Written instruction:
Locate the word "content" in the entries below, then gather every line that holds it.

═════ Material provided

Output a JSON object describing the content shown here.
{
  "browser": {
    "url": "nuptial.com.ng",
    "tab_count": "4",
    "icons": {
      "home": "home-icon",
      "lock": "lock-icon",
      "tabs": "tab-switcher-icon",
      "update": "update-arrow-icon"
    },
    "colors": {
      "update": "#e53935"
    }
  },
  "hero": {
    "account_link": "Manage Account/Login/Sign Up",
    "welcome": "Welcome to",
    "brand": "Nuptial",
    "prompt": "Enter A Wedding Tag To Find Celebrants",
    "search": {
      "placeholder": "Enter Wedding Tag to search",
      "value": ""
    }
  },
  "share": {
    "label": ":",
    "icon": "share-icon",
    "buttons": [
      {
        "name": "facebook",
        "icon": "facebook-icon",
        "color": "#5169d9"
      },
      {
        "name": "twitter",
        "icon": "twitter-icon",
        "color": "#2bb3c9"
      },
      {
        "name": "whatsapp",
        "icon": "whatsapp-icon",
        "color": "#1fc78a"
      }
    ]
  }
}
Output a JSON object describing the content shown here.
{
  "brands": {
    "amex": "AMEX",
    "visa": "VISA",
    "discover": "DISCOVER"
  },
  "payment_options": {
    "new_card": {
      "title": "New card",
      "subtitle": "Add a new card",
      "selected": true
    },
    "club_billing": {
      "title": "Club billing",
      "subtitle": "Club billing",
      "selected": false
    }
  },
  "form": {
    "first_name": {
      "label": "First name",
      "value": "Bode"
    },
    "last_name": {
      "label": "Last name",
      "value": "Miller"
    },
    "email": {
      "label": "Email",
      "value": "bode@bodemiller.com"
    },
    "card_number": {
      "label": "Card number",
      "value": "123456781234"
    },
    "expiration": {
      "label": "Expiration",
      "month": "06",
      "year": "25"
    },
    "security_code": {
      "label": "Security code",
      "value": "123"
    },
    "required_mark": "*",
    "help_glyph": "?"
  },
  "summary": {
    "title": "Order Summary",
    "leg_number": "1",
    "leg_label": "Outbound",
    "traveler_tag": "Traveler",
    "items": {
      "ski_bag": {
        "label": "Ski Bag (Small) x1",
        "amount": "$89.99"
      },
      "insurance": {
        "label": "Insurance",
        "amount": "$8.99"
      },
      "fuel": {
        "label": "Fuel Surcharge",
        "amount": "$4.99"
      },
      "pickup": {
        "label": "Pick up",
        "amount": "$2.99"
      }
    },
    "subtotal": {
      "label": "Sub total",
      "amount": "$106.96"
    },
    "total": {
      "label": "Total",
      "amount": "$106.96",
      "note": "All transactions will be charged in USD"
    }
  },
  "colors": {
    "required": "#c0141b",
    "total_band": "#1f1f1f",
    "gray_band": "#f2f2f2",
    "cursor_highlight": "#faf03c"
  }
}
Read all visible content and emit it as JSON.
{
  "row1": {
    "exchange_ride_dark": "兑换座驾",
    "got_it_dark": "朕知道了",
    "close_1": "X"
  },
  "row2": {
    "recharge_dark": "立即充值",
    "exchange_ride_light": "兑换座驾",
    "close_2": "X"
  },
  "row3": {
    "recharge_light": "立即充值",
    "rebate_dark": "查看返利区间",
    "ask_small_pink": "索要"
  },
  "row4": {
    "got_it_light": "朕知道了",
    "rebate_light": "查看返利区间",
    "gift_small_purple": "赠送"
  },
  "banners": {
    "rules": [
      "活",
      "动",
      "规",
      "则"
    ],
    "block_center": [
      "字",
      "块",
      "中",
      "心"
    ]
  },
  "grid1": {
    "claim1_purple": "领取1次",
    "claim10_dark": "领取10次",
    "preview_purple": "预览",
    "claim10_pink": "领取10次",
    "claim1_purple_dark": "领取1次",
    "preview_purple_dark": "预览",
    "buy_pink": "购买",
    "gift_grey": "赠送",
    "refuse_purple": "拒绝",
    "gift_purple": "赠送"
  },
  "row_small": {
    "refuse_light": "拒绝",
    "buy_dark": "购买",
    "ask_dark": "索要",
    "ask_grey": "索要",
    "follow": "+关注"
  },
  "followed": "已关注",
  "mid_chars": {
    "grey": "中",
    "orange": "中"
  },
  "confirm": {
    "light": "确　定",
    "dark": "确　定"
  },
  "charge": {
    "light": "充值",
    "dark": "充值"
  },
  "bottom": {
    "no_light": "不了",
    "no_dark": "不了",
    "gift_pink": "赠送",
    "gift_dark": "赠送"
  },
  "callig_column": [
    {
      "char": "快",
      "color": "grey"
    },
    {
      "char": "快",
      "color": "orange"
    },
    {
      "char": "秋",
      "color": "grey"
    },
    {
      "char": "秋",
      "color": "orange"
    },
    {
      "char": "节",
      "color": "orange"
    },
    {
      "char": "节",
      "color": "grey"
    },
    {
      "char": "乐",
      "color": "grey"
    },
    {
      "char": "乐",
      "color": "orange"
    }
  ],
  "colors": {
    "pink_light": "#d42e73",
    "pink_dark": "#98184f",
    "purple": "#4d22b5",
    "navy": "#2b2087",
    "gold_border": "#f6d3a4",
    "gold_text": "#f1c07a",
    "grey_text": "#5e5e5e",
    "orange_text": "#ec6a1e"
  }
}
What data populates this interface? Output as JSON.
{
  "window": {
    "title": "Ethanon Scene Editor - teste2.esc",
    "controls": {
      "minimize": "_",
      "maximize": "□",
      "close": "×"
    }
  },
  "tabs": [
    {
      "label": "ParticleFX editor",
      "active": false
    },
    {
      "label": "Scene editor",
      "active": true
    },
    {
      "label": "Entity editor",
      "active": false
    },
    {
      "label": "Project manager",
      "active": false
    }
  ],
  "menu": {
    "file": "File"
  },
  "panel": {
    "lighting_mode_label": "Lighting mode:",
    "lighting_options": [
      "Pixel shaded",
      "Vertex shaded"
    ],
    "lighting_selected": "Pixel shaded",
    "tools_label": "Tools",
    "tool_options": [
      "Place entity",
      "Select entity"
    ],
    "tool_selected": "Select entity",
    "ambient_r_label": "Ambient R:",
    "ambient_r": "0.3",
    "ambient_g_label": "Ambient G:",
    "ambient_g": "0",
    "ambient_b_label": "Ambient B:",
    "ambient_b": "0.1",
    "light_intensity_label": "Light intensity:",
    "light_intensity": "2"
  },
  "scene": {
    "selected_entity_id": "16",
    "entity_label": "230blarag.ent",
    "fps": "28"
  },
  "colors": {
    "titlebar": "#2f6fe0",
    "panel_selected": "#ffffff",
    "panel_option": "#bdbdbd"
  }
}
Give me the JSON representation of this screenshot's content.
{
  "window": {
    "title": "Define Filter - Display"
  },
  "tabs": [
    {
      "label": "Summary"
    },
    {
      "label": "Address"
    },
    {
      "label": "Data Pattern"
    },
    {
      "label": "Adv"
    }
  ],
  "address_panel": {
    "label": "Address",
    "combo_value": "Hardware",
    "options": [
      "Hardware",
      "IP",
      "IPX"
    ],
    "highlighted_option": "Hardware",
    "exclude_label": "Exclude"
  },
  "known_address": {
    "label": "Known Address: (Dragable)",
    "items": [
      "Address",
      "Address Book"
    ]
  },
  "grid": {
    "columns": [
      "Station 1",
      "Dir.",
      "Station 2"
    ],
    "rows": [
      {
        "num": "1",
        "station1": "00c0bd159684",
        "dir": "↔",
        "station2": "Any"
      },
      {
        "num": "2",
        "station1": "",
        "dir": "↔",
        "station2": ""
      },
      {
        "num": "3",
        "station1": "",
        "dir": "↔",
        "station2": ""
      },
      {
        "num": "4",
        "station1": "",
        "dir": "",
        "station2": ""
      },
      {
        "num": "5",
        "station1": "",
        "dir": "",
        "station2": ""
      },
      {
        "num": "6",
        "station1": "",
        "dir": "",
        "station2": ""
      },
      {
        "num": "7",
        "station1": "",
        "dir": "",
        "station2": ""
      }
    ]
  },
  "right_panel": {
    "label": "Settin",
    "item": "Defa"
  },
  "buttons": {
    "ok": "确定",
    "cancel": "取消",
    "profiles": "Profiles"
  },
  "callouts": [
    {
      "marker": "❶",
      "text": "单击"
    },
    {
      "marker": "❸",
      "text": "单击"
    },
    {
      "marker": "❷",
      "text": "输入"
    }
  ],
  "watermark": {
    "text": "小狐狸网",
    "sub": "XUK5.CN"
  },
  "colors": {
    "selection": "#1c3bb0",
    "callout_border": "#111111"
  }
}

══════════

Result of this exercise:
Output a JSON object describing the content shown here.
Output a JSON object describing the content shown here.
Read all visible content and emit it as JSON.
Give me the JSON representation of this screenshot's content.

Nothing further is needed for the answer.